-- START Input records --

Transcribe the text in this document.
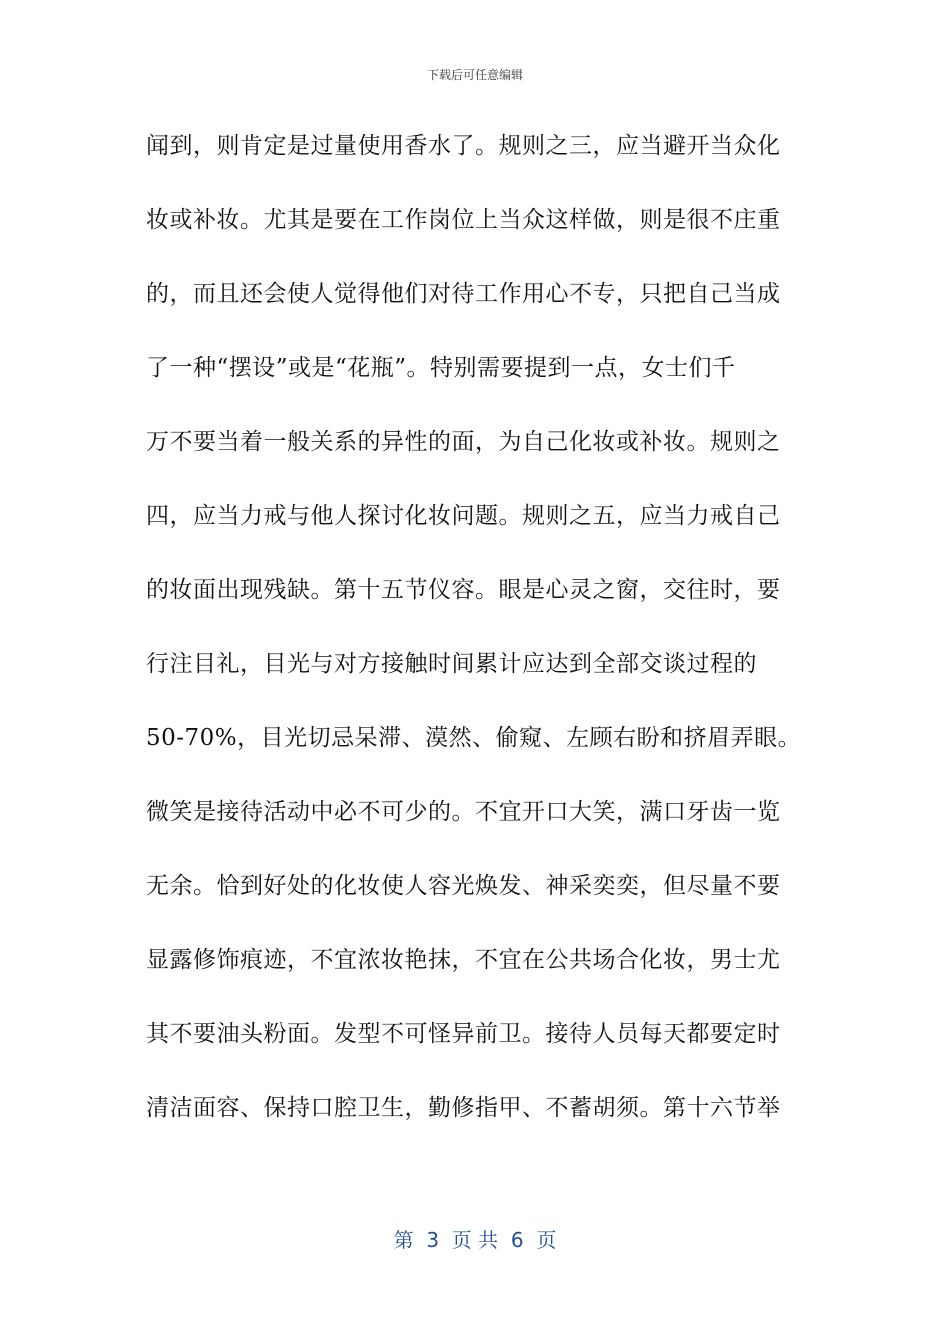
下载后可任意编辑
闻到，则肯定是过量使用香水了。规则之三，应当避开当众化
妆或补妆。尤其是要在工作岗位上当众这样做，则是很不庄重
的，而且还会使人觉得他们对待工作用心不专，只把自己当成
了一种“摆设”或是“花瓶”。特别需要提到一点，女士们千
万不要当着一般关系的异性的面，为自己化妆或补妆。规则之
四，应当力戒与他人探讨化妆问题。规则之五，应当力戒自己
的妆面出现残缺。第十五节仪容。眼是心灵之窗，交往时，要
行注目礼，目光与对方接触时间累计应达到全部交谈过程的
50-70%，目光切忌呆滞、漠然、偷窥、左顾右盼和挤眉弄眼。
微笑是接待活动中必不可少的。不宜开口大笑，满口牙齿一览
无余。恰到好处的化妆使人容光焕发、神采奕奕，但尽量不要
显露修饰痕迹，不宜浓妆艳抹，不宜在公共场合化妆，男士尤
其不要油头粉面。发型不可怪异前卫。接待人员每天都要定时
清洁面容、保持口腔卫生，勤修指甲、不蓄胡须。第十六节举
第  3  页 共  6  页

-- END Input records --

* _What is required_
Reproduce every entry word for word, but omit the pictures.

* _Reply to the task_
Transcribe the text in this document.
下载后可任意编辑
闻到，则肯定是过量使用香水了。规则之三，应当避开当众化
妆或补妆。尤其是要在工作岗位上当众这样做，则是很不庄重
的，而且还会使人觉得他们对待工作用心不专，只把自己当成
了一种“摆设”或是“花瓶”。特别需要提到一点，女士们千
万不要当着一般关系的异性的面，为自己化妆或补妆。规则之
四，应当力戒与他人探讨化妆问题。规则之五，应当力戒自己
的妆面出现残缺。第十五节仪容。眼是心灵之窗，交往时，要
行注目礼，目光与对方接触时间累计应达到全部交谈过程的
50-70%，目光切忌呆滞、漠然、偷窥、左顾右盼和挤眉弄眼。
微笑是接待活动中必不可少的。不宜开口大笑，满口牙齿一览
无余。恰到好处的化妆使人容光焕发、神采奕奕，但尽量不要
显露修饰痕迹，不宜浓妆艳抹，不宜在公共场合化妆，男士尤
其不要油头粉面。发型不可怪异前卫。接待人员每天都要定时
清洁面容、保持口腔卫生，勤修指甲、不蓄胡须。第十六节举
第  3  页 共  6  页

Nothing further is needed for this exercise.